- BRIEF -
Check every line in the records below for the word "Convert" and report how many have it, nothing more.
— Start of THE RECORDS —
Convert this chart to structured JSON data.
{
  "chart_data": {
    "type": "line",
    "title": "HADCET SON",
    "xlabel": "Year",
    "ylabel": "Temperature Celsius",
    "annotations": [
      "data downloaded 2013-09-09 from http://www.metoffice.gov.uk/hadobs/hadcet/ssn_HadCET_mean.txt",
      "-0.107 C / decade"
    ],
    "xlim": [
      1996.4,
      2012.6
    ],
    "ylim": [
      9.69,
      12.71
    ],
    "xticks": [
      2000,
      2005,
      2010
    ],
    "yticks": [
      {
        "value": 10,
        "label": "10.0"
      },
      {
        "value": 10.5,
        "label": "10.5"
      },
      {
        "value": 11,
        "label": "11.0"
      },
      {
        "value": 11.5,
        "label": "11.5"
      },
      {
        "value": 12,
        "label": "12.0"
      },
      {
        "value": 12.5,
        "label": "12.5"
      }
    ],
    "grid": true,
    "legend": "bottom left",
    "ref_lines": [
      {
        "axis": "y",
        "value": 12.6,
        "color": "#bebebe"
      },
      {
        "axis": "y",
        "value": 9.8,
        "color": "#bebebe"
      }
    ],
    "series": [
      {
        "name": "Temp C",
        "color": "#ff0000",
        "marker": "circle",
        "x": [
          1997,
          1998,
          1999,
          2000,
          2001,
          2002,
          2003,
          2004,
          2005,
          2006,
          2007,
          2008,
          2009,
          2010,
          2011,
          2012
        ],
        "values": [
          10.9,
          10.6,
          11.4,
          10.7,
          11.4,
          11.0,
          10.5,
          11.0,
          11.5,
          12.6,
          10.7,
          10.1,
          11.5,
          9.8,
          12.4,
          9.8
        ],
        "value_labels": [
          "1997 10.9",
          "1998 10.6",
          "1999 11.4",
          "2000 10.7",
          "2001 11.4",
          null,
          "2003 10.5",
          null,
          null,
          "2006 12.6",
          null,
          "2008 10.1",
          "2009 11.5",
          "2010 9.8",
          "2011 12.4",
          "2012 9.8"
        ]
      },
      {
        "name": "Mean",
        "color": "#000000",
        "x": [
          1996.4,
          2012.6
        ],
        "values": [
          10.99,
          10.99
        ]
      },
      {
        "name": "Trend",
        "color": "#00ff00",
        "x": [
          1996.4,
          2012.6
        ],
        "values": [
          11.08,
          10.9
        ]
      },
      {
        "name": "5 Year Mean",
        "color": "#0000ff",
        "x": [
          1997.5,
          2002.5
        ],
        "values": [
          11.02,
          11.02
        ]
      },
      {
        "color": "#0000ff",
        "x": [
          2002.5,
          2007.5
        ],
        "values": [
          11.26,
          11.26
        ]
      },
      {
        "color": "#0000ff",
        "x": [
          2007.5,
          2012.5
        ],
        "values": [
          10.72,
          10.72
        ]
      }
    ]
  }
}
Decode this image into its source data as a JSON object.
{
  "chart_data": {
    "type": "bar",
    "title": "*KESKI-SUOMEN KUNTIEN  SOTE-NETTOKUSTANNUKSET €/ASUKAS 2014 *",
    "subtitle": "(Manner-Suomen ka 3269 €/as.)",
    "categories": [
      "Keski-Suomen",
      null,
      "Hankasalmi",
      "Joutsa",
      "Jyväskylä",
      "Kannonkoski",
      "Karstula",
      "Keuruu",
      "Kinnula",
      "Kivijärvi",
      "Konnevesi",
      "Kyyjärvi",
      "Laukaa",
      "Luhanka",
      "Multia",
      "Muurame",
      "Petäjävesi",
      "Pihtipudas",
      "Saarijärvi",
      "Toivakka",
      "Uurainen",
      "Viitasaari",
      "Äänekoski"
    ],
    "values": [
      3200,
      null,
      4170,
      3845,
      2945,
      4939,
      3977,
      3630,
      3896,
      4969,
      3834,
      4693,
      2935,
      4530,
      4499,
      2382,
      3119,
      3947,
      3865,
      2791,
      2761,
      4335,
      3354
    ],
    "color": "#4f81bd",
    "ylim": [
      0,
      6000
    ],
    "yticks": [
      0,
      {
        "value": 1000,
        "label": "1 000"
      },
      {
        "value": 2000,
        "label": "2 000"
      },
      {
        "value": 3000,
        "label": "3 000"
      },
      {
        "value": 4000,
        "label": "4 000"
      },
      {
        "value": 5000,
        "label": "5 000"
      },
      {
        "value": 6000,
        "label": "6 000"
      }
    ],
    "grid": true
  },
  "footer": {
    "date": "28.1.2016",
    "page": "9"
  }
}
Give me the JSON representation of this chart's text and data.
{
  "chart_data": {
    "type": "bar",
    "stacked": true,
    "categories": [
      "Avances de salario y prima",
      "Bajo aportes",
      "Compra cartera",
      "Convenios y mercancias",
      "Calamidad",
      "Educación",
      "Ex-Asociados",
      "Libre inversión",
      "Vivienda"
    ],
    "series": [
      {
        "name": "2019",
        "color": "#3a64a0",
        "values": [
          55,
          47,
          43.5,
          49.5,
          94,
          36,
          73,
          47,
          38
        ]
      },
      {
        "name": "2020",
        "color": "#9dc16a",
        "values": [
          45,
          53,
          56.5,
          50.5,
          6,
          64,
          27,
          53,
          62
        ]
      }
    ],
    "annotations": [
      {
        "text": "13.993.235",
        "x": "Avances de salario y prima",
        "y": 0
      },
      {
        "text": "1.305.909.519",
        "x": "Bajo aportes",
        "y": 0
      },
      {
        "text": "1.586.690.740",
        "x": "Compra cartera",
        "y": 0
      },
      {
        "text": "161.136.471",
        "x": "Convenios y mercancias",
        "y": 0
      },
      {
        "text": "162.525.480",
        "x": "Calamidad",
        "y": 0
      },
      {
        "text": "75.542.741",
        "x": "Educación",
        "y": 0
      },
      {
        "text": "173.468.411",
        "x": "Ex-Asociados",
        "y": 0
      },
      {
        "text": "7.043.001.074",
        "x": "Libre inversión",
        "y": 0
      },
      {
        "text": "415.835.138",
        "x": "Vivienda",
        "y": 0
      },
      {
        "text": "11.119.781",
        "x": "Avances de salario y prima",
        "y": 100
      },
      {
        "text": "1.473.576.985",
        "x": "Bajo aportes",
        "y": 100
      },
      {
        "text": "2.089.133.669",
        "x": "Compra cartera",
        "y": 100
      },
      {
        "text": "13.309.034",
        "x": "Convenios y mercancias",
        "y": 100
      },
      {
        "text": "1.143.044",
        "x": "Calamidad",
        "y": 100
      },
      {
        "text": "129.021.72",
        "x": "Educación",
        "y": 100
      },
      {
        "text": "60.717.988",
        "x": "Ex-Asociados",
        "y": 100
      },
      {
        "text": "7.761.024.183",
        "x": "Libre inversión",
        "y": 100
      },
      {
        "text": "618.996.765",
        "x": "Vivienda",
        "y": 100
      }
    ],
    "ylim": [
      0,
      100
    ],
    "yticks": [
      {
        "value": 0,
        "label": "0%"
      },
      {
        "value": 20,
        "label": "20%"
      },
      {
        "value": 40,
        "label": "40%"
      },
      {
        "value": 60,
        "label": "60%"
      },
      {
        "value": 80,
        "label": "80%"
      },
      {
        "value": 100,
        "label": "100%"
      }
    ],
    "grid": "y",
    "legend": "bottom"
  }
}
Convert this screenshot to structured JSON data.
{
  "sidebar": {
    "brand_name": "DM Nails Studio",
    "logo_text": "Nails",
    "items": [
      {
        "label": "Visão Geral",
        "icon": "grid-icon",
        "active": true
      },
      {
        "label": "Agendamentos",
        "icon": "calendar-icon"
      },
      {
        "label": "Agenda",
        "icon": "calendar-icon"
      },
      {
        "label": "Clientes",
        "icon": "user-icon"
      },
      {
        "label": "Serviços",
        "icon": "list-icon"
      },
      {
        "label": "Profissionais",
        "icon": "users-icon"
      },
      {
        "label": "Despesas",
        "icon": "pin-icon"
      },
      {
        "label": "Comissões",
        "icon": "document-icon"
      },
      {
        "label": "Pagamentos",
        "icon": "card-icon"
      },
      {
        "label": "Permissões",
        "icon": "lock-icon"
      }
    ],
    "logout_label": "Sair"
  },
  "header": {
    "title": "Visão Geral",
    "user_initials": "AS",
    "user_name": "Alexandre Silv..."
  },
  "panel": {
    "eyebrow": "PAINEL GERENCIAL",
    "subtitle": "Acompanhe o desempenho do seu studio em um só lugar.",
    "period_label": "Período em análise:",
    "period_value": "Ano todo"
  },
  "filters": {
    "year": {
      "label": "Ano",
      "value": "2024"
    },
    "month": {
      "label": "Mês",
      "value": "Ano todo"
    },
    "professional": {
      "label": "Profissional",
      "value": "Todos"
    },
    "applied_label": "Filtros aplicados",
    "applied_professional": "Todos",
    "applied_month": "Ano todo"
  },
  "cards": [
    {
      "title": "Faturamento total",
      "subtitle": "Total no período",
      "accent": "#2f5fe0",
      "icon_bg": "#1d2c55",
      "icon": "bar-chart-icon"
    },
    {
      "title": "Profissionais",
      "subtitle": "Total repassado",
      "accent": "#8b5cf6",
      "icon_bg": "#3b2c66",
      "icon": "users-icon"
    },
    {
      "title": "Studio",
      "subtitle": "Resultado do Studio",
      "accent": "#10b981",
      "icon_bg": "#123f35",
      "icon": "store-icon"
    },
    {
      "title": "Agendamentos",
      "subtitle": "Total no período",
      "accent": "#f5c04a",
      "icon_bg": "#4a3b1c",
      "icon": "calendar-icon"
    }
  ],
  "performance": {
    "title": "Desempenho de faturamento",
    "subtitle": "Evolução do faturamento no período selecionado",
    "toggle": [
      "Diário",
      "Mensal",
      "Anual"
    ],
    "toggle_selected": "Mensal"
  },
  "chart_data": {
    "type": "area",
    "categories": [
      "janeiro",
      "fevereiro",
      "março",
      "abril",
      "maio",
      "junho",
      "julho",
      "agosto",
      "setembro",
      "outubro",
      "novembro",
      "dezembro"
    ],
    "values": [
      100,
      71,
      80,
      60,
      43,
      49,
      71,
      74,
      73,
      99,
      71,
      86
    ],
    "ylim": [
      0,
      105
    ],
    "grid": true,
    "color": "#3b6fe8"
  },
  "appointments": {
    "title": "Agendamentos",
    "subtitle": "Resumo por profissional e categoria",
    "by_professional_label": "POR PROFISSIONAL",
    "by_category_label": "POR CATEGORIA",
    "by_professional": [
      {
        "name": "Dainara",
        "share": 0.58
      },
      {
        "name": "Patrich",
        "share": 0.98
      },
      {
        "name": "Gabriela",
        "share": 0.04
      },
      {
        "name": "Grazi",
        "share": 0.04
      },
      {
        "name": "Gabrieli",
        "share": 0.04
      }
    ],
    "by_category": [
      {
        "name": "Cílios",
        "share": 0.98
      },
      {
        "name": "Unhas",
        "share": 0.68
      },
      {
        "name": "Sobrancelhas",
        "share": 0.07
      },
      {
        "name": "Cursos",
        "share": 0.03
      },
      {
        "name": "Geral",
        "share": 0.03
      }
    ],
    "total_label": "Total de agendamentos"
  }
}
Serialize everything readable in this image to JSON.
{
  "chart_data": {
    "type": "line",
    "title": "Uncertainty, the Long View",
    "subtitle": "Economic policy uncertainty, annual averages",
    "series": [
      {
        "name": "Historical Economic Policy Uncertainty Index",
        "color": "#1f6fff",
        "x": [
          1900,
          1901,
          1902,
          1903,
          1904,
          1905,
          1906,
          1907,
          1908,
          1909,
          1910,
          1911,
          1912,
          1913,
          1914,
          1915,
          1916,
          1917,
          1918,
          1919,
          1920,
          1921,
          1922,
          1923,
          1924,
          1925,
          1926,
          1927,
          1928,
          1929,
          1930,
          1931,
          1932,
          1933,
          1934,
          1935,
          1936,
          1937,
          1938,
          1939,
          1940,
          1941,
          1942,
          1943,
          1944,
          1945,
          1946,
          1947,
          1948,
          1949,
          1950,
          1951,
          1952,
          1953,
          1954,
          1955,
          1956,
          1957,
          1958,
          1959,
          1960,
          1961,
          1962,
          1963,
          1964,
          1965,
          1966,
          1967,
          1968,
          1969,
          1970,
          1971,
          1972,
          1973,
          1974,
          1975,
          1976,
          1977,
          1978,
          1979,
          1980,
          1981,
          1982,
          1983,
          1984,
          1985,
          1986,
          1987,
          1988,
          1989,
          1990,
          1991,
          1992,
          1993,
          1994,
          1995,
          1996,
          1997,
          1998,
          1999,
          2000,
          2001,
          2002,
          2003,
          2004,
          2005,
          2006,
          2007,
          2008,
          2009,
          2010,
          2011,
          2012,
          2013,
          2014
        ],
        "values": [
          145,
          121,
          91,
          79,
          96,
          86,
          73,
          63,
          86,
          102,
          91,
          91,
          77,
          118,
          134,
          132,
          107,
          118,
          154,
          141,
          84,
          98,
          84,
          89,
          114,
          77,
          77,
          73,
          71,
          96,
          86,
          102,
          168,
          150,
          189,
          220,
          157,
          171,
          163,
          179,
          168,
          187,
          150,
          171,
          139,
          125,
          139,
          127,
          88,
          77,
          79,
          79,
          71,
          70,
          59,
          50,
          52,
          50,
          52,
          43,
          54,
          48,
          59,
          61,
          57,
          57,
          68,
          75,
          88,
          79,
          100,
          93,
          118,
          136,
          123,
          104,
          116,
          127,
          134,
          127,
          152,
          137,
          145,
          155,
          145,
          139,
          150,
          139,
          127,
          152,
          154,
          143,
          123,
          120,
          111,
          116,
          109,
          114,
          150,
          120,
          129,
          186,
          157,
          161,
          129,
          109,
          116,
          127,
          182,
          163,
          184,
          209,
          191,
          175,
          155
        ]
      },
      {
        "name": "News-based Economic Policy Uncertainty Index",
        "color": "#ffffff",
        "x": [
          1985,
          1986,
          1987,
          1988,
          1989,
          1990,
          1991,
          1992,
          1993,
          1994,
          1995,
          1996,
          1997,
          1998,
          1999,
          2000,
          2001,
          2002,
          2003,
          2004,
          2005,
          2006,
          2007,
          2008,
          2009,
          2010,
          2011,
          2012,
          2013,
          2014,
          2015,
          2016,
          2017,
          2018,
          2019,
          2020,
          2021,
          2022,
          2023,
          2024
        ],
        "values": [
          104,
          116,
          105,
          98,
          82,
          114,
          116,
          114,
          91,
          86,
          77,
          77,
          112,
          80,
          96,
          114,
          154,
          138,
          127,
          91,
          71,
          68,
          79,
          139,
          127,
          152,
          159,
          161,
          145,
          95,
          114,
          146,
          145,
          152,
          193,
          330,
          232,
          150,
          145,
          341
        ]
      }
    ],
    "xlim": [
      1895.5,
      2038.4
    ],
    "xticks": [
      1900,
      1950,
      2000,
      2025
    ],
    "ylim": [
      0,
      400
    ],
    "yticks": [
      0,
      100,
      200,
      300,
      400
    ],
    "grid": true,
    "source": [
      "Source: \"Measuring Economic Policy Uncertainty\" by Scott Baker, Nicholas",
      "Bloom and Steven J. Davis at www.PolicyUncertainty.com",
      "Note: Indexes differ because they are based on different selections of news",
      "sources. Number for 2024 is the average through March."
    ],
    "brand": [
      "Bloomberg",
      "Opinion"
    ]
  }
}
— End of THE RECORDS —
- PROBLEM SOLUTION -
2